__RECORDS FOR THIS TASK__.

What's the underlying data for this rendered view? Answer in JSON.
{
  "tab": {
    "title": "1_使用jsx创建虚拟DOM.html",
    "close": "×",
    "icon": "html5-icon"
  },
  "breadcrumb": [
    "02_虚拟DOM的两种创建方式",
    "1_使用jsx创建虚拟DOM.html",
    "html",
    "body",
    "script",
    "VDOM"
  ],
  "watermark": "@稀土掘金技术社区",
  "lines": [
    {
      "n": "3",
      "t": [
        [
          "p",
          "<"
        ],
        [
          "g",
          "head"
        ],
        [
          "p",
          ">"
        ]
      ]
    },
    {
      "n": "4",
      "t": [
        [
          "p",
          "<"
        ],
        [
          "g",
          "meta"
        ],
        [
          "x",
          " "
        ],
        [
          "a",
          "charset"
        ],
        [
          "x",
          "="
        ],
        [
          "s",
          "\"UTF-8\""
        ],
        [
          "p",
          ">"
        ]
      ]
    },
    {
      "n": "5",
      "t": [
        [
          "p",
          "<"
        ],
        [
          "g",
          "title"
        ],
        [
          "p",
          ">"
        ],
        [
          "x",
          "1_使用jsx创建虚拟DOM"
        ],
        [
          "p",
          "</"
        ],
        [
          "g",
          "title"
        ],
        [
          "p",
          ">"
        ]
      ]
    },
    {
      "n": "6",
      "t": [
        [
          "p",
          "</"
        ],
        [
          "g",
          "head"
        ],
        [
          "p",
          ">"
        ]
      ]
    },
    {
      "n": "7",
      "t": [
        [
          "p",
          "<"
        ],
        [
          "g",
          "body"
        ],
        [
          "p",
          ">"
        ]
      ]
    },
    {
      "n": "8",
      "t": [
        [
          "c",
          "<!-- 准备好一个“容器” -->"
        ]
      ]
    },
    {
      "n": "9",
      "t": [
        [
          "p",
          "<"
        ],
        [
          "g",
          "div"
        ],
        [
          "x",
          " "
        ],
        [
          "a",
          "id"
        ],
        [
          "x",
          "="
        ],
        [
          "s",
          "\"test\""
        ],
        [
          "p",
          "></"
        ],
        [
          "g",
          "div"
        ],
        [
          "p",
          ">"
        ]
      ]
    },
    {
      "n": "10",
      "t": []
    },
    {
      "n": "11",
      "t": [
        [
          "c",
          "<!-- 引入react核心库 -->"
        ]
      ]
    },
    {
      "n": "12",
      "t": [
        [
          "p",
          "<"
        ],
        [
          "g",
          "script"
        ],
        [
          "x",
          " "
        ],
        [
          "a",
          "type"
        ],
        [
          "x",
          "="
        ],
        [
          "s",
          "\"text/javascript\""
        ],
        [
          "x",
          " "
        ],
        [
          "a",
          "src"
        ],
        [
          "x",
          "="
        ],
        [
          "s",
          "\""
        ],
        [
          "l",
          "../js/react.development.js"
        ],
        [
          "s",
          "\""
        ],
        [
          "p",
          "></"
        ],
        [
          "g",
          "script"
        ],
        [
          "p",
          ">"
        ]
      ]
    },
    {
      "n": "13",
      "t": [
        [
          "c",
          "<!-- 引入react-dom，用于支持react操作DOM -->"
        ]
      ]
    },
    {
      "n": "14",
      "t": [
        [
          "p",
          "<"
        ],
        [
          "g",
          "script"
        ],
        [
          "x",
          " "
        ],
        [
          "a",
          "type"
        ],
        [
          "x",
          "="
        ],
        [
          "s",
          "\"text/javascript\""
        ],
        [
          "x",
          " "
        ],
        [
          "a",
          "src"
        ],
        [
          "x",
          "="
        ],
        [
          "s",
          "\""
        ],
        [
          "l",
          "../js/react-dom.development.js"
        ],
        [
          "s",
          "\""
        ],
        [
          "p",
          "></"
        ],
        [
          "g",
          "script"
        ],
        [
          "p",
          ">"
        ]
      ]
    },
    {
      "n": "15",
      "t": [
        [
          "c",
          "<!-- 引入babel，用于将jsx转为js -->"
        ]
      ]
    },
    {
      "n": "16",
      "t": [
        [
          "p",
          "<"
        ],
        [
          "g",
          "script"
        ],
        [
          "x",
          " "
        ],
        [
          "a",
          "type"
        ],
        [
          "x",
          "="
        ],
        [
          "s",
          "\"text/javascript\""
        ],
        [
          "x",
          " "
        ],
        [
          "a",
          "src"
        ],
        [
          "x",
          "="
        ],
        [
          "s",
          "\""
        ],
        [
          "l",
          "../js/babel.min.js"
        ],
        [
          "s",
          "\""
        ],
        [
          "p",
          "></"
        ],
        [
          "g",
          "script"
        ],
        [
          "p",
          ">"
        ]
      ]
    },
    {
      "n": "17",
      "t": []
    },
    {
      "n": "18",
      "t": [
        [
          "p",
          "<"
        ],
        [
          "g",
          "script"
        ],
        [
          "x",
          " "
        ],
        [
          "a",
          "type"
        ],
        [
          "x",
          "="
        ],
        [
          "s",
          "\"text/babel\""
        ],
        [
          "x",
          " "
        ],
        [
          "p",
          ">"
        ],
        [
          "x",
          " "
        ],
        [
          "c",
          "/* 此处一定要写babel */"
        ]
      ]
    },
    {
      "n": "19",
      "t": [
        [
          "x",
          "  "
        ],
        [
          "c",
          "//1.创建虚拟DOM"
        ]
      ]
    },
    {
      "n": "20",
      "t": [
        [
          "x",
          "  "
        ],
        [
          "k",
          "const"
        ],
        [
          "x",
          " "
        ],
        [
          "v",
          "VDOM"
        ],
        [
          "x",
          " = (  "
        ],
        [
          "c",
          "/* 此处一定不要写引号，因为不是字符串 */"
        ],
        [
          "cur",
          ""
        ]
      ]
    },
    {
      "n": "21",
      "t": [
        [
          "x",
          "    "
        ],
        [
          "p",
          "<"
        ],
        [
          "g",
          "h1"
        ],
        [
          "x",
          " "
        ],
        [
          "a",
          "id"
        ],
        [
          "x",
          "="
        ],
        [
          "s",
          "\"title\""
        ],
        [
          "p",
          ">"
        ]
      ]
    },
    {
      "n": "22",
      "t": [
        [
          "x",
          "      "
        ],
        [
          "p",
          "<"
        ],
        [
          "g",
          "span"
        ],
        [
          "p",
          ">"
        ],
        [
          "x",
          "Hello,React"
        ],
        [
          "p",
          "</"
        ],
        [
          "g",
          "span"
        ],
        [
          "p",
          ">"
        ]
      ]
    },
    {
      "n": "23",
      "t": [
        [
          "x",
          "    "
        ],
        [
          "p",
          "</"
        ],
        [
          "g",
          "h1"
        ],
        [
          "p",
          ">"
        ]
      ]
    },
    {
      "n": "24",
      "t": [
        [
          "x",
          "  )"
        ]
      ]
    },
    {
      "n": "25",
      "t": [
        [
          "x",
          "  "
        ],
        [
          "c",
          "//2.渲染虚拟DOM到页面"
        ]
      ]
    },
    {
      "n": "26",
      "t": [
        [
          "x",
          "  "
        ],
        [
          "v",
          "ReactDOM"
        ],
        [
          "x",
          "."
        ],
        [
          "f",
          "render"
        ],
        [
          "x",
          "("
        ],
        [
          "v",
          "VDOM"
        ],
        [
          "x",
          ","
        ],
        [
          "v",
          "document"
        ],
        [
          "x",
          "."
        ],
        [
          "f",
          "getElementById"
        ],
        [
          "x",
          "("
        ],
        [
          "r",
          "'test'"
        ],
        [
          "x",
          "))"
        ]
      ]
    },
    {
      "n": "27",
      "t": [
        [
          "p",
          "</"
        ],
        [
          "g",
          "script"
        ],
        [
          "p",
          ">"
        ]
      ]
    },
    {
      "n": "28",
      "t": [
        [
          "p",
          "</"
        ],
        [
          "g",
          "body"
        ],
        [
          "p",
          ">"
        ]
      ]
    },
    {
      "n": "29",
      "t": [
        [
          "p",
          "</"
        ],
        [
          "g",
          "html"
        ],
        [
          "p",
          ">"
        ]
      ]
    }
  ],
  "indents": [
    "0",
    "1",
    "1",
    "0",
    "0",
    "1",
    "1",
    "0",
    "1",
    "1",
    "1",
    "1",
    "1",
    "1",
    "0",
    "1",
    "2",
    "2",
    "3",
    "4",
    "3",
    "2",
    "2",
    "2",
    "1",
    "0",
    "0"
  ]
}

__EXERCISE GOAL__. Filter the records above for "title" and copy every matching line.

__FINAL RESULT__.
    "title": "1_使用jsx创建虚拟DOM.html",
          "title"
          "title"
          "\"title\""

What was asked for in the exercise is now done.